Data records
* * *

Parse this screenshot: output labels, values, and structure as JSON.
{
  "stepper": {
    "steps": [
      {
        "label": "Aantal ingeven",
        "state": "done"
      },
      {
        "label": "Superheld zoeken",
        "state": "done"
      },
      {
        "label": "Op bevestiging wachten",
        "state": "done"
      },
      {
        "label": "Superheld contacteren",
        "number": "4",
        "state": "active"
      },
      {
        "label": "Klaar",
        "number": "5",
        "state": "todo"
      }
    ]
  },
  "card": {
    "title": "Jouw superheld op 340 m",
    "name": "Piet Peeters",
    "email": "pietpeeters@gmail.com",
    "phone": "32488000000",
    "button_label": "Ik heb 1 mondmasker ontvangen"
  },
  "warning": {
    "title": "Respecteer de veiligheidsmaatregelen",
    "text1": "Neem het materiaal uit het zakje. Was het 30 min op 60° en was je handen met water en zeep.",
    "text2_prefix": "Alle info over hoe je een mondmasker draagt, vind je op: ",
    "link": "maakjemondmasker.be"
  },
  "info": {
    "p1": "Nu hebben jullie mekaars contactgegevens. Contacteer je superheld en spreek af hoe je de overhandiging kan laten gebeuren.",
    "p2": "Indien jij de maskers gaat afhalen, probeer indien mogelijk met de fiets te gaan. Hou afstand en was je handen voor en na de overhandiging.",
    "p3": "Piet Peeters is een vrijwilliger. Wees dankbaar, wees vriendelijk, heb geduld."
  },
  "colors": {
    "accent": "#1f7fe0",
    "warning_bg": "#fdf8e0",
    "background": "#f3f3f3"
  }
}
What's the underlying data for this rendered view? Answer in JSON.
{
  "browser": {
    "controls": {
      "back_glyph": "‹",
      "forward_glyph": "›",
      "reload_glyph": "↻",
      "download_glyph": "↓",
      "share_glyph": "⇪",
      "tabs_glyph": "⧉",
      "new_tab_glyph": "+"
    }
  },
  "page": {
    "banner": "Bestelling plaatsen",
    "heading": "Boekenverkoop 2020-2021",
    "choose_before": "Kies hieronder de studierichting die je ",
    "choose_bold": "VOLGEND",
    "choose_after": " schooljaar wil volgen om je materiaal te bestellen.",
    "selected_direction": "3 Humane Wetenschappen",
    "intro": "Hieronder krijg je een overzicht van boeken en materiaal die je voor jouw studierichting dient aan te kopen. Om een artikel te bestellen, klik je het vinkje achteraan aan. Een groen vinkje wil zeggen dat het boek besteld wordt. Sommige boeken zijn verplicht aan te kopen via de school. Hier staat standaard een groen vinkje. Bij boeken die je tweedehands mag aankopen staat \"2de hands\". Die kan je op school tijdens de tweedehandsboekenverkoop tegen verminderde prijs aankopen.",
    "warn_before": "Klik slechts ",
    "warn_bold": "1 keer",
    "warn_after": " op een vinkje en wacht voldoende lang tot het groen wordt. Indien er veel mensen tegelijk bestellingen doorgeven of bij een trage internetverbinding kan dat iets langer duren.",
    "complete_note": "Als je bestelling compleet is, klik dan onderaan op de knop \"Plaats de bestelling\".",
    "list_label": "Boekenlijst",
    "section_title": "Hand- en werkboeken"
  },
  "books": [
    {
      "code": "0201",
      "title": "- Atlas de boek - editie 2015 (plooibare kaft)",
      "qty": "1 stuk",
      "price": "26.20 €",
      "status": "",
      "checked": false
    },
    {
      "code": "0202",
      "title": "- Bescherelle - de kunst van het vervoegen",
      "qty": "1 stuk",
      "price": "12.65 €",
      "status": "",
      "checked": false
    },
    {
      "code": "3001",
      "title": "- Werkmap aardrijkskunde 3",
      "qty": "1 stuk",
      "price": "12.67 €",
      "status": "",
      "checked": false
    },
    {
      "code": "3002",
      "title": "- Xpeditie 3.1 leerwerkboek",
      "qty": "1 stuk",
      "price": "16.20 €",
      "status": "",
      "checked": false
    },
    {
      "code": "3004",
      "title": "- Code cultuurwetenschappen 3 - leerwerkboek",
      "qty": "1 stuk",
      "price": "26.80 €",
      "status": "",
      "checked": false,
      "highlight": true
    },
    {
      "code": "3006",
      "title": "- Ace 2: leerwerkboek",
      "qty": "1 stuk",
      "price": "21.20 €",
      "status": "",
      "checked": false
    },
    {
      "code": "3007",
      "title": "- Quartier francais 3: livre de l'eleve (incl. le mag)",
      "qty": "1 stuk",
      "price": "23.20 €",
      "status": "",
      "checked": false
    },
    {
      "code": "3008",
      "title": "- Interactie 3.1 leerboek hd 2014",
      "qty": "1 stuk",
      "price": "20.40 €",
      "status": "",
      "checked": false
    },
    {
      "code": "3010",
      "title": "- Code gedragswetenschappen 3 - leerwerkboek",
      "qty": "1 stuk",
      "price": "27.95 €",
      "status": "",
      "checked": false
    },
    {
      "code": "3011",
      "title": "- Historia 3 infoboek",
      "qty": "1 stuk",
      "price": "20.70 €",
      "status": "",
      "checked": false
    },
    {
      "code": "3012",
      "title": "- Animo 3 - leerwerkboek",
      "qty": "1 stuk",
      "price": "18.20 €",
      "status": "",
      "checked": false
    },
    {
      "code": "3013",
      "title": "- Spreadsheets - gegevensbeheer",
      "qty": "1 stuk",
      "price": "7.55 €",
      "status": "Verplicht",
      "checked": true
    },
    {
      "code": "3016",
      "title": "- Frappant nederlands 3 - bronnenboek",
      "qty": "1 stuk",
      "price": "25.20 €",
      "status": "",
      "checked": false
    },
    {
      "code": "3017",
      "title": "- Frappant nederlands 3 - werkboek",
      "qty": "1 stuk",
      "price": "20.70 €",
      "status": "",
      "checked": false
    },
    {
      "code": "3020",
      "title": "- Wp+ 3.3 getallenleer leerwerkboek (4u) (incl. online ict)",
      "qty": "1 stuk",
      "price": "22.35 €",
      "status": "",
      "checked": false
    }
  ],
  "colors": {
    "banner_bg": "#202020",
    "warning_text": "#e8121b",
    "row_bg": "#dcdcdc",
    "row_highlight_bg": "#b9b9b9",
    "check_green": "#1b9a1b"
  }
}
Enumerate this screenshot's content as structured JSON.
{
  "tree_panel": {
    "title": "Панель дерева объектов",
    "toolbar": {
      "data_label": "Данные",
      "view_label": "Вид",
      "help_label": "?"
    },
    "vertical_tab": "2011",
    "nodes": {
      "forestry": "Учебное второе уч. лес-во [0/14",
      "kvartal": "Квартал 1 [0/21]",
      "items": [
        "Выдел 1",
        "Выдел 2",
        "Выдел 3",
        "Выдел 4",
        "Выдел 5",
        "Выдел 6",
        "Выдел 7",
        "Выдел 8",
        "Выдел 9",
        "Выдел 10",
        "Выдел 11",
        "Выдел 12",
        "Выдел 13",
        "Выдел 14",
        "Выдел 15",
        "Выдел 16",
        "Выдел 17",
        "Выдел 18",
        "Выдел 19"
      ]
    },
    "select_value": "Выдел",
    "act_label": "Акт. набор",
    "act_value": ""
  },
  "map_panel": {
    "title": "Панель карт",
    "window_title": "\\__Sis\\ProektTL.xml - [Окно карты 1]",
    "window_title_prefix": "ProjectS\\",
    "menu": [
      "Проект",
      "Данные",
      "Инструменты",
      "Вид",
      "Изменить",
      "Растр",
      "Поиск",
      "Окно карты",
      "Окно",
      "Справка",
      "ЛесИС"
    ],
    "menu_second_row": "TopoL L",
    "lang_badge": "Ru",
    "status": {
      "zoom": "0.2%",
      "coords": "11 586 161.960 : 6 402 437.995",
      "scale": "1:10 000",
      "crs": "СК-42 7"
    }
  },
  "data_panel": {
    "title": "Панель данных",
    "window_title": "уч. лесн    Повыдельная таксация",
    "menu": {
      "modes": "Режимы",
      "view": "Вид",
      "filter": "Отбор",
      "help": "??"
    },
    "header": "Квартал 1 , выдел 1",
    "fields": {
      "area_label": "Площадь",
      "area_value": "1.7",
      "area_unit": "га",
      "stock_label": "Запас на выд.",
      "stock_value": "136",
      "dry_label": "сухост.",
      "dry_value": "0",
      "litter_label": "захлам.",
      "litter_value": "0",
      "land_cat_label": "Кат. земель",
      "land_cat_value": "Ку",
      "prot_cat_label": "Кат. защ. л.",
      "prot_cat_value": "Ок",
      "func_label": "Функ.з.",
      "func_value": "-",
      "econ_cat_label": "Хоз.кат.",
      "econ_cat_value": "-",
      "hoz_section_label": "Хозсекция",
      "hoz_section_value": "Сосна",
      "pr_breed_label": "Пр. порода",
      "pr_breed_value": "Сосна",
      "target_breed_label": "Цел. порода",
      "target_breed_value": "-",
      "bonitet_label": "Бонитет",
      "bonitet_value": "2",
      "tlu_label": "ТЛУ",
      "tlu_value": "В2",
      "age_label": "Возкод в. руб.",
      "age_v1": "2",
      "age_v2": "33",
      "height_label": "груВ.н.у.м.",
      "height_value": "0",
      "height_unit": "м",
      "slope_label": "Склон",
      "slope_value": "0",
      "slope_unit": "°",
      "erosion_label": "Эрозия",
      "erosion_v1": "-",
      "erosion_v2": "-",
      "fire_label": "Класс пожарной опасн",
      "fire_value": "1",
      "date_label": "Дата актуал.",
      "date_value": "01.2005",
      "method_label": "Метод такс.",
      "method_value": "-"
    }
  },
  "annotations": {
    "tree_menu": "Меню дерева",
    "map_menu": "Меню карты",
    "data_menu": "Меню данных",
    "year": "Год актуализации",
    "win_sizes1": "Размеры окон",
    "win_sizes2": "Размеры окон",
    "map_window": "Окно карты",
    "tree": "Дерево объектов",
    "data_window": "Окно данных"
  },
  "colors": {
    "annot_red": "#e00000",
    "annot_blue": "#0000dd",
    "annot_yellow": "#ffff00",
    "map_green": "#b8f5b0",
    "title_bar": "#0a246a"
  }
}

* * *

▸ WHAT THIS TASK INVOLVES
In the listing above, locate each line with "wordt" and copy it.

▸ IN RESPONSE
    "intro": "Hieronder krijg je een overzicht van boeken en materiaal die je voor jouw studierichting dient aan te kopen. Om een artikel te bestellen, klik je het vinkje achteraan aan. Een groen vinkje wil zeggen dat het boek besteld wordt. Sommige boeken zijn verplicht aan te kopen via de school. Hier staat standaard een groen vinkje. Bij boeken die je tweedehands mag aankopen staat \"2de hands\". Die kan je op school tijdens de tweedehandsboekenverkoop tegen verminderde prijs aankopen.",
    "warn_after": " op een vinkje en wacht voldoende lang tot het groen wordt. Indien er veel mensen tegelijk bestellingen doorgeven of bij een trage internetverbinding kan dat iets langer duren.",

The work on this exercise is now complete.